Input material:
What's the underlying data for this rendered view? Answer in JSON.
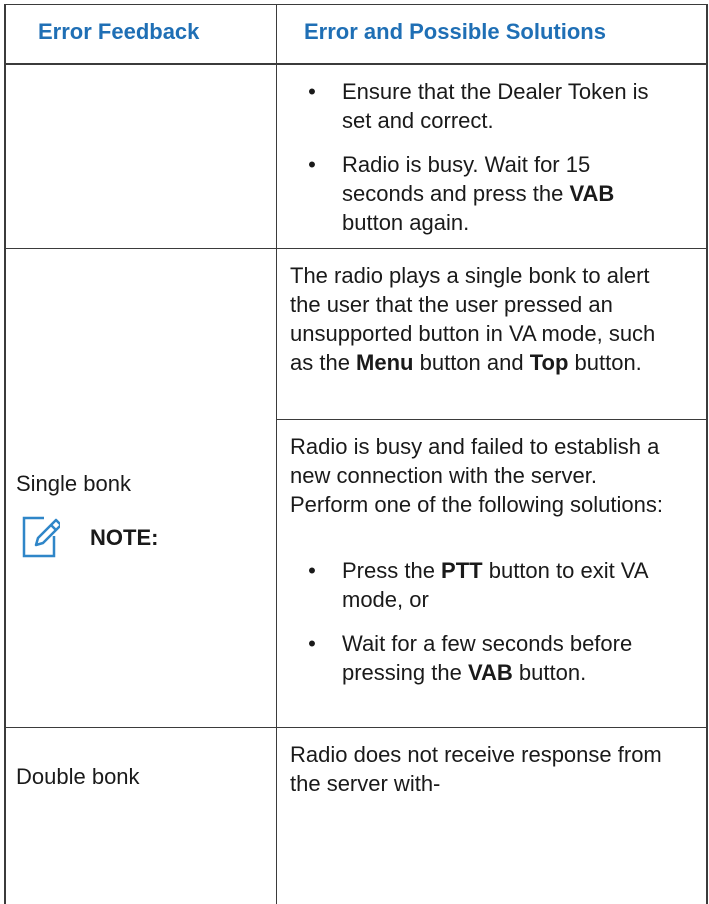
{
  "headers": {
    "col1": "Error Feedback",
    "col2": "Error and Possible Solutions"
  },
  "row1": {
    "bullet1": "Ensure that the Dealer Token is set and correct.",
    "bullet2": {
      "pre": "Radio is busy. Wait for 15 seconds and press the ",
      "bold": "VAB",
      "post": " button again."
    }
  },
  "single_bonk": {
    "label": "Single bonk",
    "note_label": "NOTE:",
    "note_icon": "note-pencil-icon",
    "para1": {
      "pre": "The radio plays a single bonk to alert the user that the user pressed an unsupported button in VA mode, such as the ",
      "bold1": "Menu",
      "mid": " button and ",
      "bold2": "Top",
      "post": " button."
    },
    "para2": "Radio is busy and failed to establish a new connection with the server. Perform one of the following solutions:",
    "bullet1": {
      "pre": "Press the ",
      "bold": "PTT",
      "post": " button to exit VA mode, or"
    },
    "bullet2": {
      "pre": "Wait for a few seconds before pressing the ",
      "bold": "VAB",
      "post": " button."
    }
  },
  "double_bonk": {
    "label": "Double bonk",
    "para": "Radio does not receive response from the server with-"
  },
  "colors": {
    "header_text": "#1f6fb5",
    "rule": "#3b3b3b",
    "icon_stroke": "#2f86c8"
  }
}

Description of the task: Lines of the material that contain the word "button" are to be gathered.

Task solution:
      "post": " button again."
      "pre": "The radio plays a single bonk to alert the user that the user pressed an unsupported button in VA mode, such as the ",
      "mid": " button and ",
      "post": " button."
      "post": " button to exit VA mode, or"
      "post": " button."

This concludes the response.